> **WHAT IS EXPECTED**
How many lines in the records below hold the string "label"? Answer with the number alone.

==== RECORD LIST

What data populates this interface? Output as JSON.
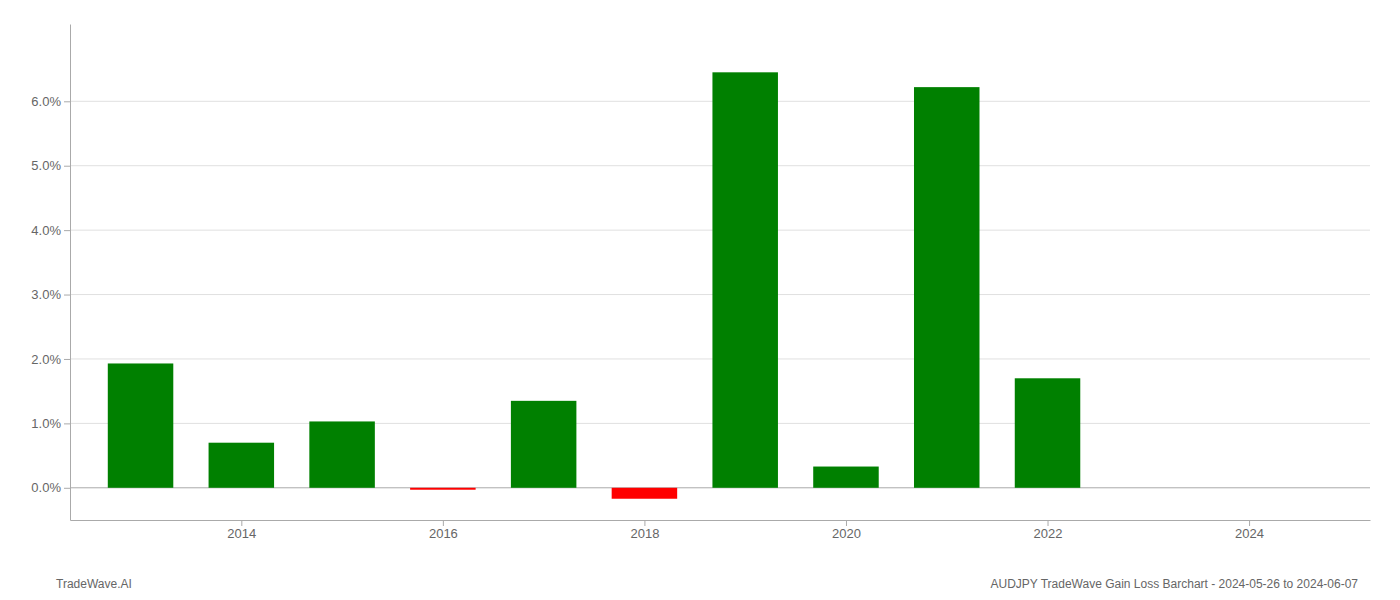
{
  "chart_data": {
    "type": "bar",
    "x": [
      2013,
      2014,
      2015,
      2016,
      2017,
      2018,
      2019,
      2020,
      2021,
      2022,
      2023
    ],
    "values": [
      0.0193,
      0.007,
      0.0103,
      -0.0003,
      0.0135,
      -0.0017,
      0.0645,
      0.0033,
      0.0622,
      0.017,
      0.0
    ],
    "colors": [
      "#008000",
      "#008000",
      "#008000",
      "#ff0000",
      "#008000",
      "#ff0000",
      "#008000",
      "#008000",
      "#008000",
      "#008000",
      "#008000"
    ],
    "xlim": [
      2012.3,
      2025.2
    ],
    "xticks": [
      2014,
      2016,
      2018,
      2020,
      2022,
      2024
    ],
    "ylim": [
      -0.005,
      0.072
    ],
    "yticks": [
      {
        "value": 0.0,
        "label": "0.0%"
      },
      {
        "value": 0.01,
        "label": "1.0%"
      },
      {
        "value": 0.02,
        "label": "2.0%"
      },
      {
        "value": 0.03,
        "label": "3.0%"
      },
      {
        "value": 0.04,
        "label": "4.0%"
      },
      {
        "value": 0.05,
        "label": "5.0%"
      },
      {
        "value": 0.06,
        "label": "6.0%"
      }
    ],
    "grid": true,
    "annotations": [
      "TradeWave.AI",
      "AUDJPY TradeWave Gain Loss Barchart - 2024-05-26 to 2024-06-07"
    ]
  }
}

========

> **EXERCISE SOLUTION**
7